▶ [Written exercise]: Bring together all lines of the material below that contain the string "upper".

>> BEGIN Data for this exercise

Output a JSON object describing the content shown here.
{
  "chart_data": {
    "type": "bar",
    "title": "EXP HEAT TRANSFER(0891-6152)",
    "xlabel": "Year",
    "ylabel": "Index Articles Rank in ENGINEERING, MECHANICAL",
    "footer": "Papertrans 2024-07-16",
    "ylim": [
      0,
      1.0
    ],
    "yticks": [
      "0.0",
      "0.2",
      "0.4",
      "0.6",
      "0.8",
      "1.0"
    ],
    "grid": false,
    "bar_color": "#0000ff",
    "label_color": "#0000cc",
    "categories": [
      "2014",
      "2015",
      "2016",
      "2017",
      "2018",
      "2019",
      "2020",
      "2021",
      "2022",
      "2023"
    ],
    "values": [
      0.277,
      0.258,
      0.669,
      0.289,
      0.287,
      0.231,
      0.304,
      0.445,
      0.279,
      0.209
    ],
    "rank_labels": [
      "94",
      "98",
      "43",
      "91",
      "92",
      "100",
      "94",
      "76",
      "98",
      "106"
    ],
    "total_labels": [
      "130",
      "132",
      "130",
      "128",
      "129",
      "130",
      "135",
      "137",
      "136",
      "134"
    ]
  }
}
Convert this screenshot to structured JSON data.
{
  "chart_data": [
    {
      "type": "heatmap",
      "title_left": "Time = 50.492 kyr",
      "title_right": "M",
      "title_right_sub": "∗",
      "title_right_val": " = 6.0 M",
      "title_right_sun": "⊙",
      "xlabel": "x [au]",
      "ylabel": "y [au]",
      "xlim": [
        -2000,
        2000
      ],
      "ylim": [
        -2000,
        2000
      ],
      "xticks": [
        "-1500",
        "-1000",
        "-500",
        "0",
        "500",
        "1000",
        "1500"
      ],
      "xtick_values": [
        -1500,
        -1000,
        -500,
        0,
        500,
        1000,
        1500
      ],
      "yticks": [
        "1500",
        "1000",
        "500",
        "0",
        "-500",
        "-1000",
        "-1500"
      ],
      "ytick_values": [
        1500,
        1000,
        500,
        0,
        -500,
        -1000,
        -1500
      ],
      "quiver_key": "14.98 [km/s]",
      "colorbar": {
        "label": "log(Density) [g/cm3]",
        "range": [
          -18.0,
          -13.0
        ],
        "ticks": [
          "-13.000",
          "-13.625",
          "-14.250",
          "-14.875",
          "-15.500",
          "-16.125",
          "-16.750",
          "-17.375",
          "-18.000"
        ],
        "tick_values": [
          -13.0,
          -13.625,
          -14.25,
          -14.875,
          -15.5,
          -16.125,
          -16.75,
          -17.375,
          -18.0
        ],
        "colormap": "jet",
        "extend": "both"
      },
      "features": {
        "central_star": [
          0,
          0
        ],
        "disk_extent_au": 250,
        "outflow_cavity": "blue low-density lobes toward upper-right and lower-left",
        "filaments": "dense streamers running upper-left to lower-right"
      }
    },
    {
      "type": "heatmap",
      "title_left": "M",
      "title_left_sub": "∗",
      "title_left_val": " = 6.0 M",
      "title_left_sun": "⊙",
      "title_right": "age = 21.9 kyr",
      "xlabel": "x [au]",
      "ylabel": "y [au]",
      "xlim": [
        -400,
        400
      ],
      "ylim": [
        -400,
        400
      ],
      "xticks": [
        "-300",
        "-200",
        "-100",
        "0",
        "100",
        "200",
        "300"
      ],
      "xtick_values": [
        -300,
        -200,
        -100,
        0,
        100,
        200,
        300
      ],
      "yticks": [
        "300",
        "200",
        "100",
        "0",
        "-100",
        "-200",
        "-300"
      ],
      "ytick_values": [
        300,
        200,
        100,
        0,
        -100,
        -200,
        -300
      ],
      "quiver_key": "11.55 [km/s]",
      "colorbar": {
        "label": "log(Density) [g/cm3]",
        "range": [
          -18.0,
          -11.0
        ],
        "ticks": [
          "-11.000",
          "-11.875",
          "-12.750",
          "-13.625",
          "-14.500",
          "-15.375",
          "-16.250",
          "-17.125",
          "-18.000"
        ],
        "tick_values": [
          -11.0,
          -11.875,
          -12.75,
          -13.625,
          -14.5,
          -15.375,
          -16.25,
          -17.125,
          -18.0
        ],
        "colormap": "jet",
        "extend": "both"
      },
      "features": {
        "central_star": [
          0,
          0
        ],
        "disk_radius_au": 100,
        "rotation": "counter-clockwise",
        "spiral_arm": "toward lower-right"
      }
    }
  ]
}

>> END Data for this exercise

▶ [In response]:
        "outflow_cavity": "blue low-density lobes toward upper-right and lower-left",
        "filaments": "dense streamers running upper-left to lower-right"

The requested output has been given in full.